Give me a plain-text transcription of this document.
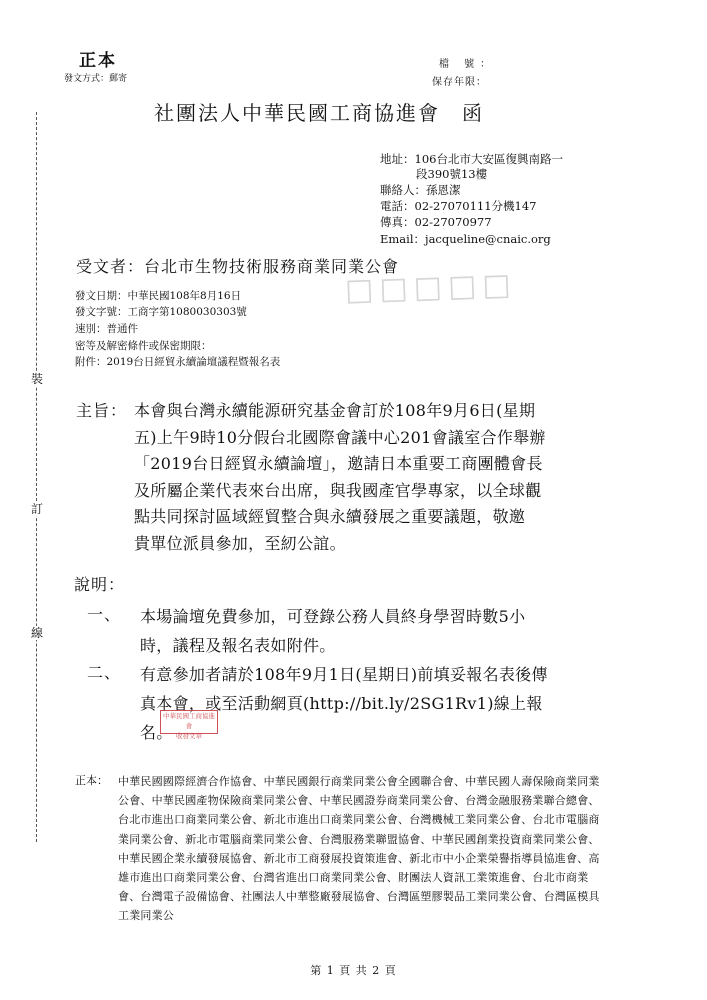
裝
訂
線
□□□□□
正本
發文方式：郵寄
檔 號：
保存年限：
社團法人中華民國工商協進會 函
地址：106台北市大安區復興南路一
段390號13樓
聯絡人：孫恩潔
電話：02-27070111分機147
傳真：02-27070977
Email：jacqueline@cnaic.org
受文者：台北市生物技術服務商業同業公會
發文日期：中華民國108年8月16日
發文字號：工商字第1080030303號
速別：普通件
密等及解密條件或保密期限：
附件：2019台日經貿永續論壇議程暨報名表
主旨： 本會與台灣永續能源研究基金會訂於108年9月6日(星期
五)上午9時10分假台北國際會議中心201會議室合作舉辦
「2019台日經貿永續論壇」，邀請日本重要工商團體會長
及所屬企業代表來台出席，與我國產官學專家，以全球觀
點共同探討區域經貿整合與永續發展之重要議題，敬邀
貴單位派員參加，至紉公誼。
說明：
一、 本場論壇免費參加，可登錄公務人員終身學習時數5小
時，議程及報名表如附件。
二、 有意參加者請於108年9月1日(星期日)前填妥報名表後傳
真本會，或至活動網頁(http://bit.ly/2SG1Rv1)線上報
名。
中華民國工商協進會
收發文章
正本： 中華民國國際經濟合作協會、中華民國銀行商業同業公會全國聯合會、中華民國人壽保險商業同業公會、中華民國產物保險商業同業公會、中華民國證券商業同業公會、台灣金融服務業聯合總會、台北市進出口商業同業公會、新北市進出口商業同業公會、台灣機械工業同業公會、台北市電腦商業同業公會、新北市電腦商業同業公會、台灣服務業聯盟協會、中華民國創業投資商業同業公會、中華民國企業永續發展協會、新北市工商發展投資策進會、新北市中小企業榮譽指導員協進會、高雄市進出口商業同業公會、台灣省進出口商業同業公會、財團法人資訊工業策進會、台北市商業會、台灣電子設備協會、社團法人中華整廠發展協會、台灣區塑膠製品工業同業公會、台灣區模具工業同業公
第 1 頁 共 2 頁
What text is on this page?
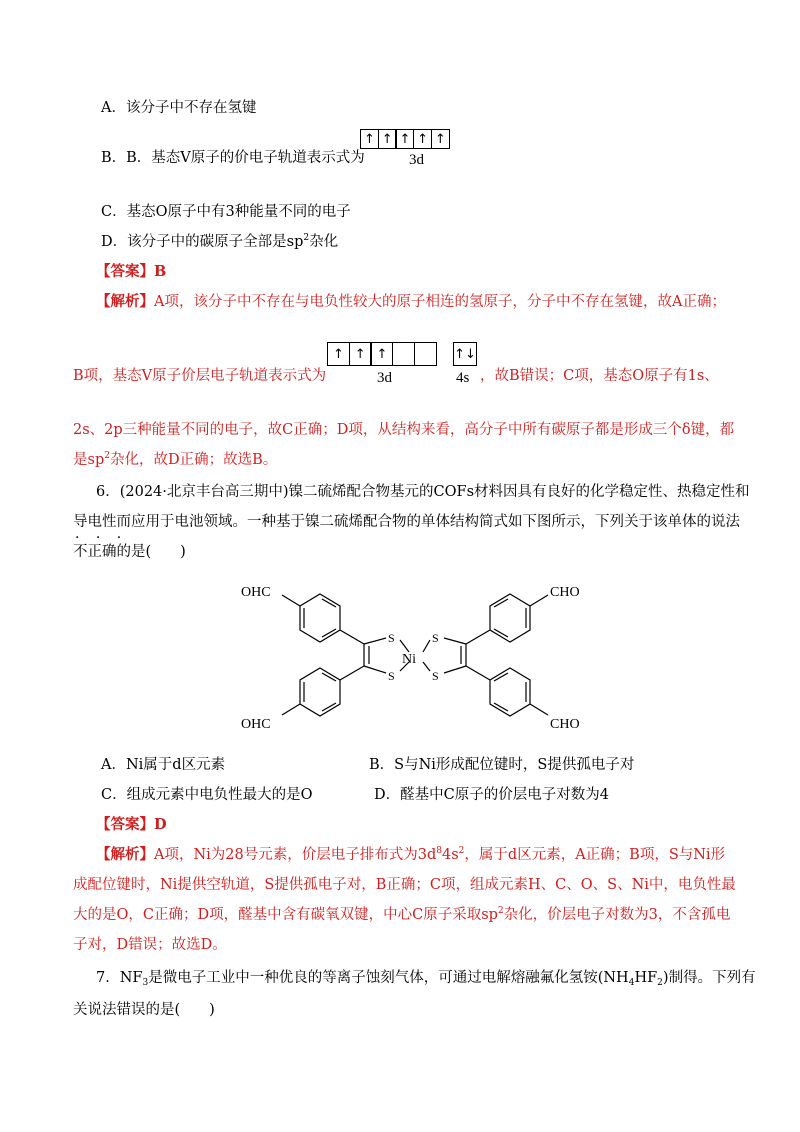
A．该分子中不存在氢键
B．B．基态V原子的价电子轨道表示式为
↑ ↑ ↑ ↑ ↑
3d
C．基态O原子中有3种能量不同的电子
D．该分子中的碳原子全部是$sp^2$杂化
【答案】B
【解析】A项，该分子中不存在与电负性较大的原子相连的氢原子，分子中不存在氢键，故A正确；
↑ ↑ ↑
3d
↑↓
4s
B项，基态V原子价层电子轨道表示式为	，故B错误；C项，基态O原子有1s、
2s、2p三种能量不同的电子，故C正确；D项，从结构来看，高分子中所有碳原子都是形成三个δ键，都
是$sp^2$杂化，故D正确；故选B。
6．(2024·北京丰台高三期中)镍二硫烯配合物基元的COFs材料因具有良好的化学稳定性、热稳定性和
导电性而应用于电池领域。一种基于镍二硫烯配合物的单体结构简式如下图所示，下列关于该单体的说法
· · ·
不正确的是(　　)
OHC	CHO
OHC	CHO
Ni
S
S
S
S
A．Ni属于d区元素	B．S与Ni形成配位键时，S提供孤电子对
C．组成元素中电负性最大的是O	D．醛基中C原子的价层电子对数为4
【答案】D
【解析】A项，Ni为28号元素，价层电子排布式为$3d^84s^2$，属于d区元素，A正确；B项，S与Ni形
成配位键时，Ni提供空轨道，S提供孤电子对，B正确；C项，组成元素H、C、O、S、Ni中，电负性最
大的是O，C正确；D项，醛基中含有碳氧双键，中心C原子采取$sp^2$杂化，价层电子对数为3，不含孤电
子对，D错误；故选D。
7．$NF_3$是微电子工业中一种优良的等离子蚀刻气体，可通过电解熔融氟化氢铵$(NH_4HF_2)$制得。下列有
关说法错误的是(　　)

┄┄┄┄┄┄┄┄┄┄┄┄┄┄┄┄┄┄┄┄

**WHAT YOU NEED TO DO**
None of the pictures should appear; repeat the records exactly otherwise.

**TASK OUTPUT**
Give me a plain-text transcription of this document.
裝
訂
線
□□□□□
正本
發文方式：郵寄
檔 號：
保存年限：
社團法人中華民國工商協進會 函
地址：106台北市大安區復興南路一
段390號13樓
聯絡人：孫恩潔
電話：02-27070111分機147
傳真：02-27070977
Email：jacqueline@cnaic.org
受文者：台北市生物技術服務商業同業公會
發文日期：中華民國108年8月16日
發文字號：工商字第1080030303號
速別：普通件
密等及解密條件或保密期限：
附件：2019台日經貿永續論壇議程暨報名表
主旨： 本會與台灣永續能源研究基金會訂於108年9月6日(星期
五)上午9時10分假台北國際會議中心201會議室合作舉辦
「2019台日經貿永續論壇」，邀請日本重要工商團體會長
及所屬企業代表來台出席，與我國產官學專家，以全球觀
點共同探討區域經貿整合與永續發展之重要議題，敬邀
貴單位派員參加，至紉公誼。
說明：
一、 本場論壇免費參加，可登錄公務人員終身學習時數5小
時，議程及報名表如附件。
二、 有意參加者請於108年9月1日(星期日)前填妥報名表後傳
真本會，或至活動網頁(http://bit.ly/2SG1Rv1)線上報
名。
中華民國工商協進會
收發文章
正本： 中華民國國際經濟合作協會、中華民國銀行商業同業公會全國聯合會、中華民國人壽保險商業同業公會、中華民國產物保險商業同業公會、中華民國證券商業同業公會、台灣金融服務業聯合總會、台北市進出口商業同業公會、新北市進出口商業同業公會、台灣機械工業同業公會、台北市電腦商業同業公會、新北市電腦商業同業公會、台灣服務業聯盟協會、中華民國創業投資商業同業公會、中華民國企業永續發展協會、新北市工商發展投資策進會、新北市中小企業榮譽指導員協進會、高雄市進出口商業同業公會、台灣省進出口商業同業公會、財團法人資訊工業策進會、台北市商業會、台灣電子設備協會、社團法人中華整廠發展協會、台灣區塑膠製品工業同業公會、台灣區模具工業同業公
第 1 頁 共 2 頁
What text is on this page?
A．该分子中不存在氢键
B．B．基态V原子的价电子轨道表示式为
↑ ↑ ↑ ↑ ↑
3d
C．基态O原子中有3种能量不同的电子
D．该分子中的碳原子全部是$sp^2$杂化
【答案】B
【解析】A项，该分子中不存在与电负性较大的原子相连的氢原子，分子中不存在氢键，故A正确；
↑ ↑ ↑
3d
↑↓
4s
B项，基态V原子价层电子轨道表示式为	，故B错误；C项，基态O原子有1s、
2s、2p三种能量不同的电子，故C正确；D项，从结构来看，高分子中所有碳原子都是形成三个δ键，都
是$sp^2$杂化，故D正确；故选B。
6．(2024·北京丰台高三期中)镍二硫烯配合物基元的COFs材料因具有良好的化学稳定性、热稳定性和
导电性而应用于电池领域。一种基于镍二硫烯配合物的单体结构简式如下图所示，下列关于该单体的说法
· · ·
不正确的是(　　)
OHC	CHO
OHC	CHO
Ni
S
S
S
S
A．Ni属于d区元素	B．S与Ni形成配位键时，S提供孤电子对
C．组成元素中电负性最大的是O	D．醛基中C原子的价层电子对数为4
【答案】D
【解析】A项，Ni为28号元素，价层电子排布式为$3d^84s^2$，属于d区元素，A正确；B项，S与Ni形
成配位键时，Ni提供空轨道，S提供孤电子对，B正确；C项，组成元素H、C、O、S、Ni中，电负性最
大的是O，C正确；D项，醛基中含有碳氧双键，中心C原子采取$sp^2$杂化，价层电子对数为3，不含孤电
子对，D错误；故选D。
7．$NF_3$是微电子工业中一种优良的等离子蚀刻气体，可通过电解熔融氟化氢铵$(NH_4HF_2)$制得。下列有
关说法错误的是(　　)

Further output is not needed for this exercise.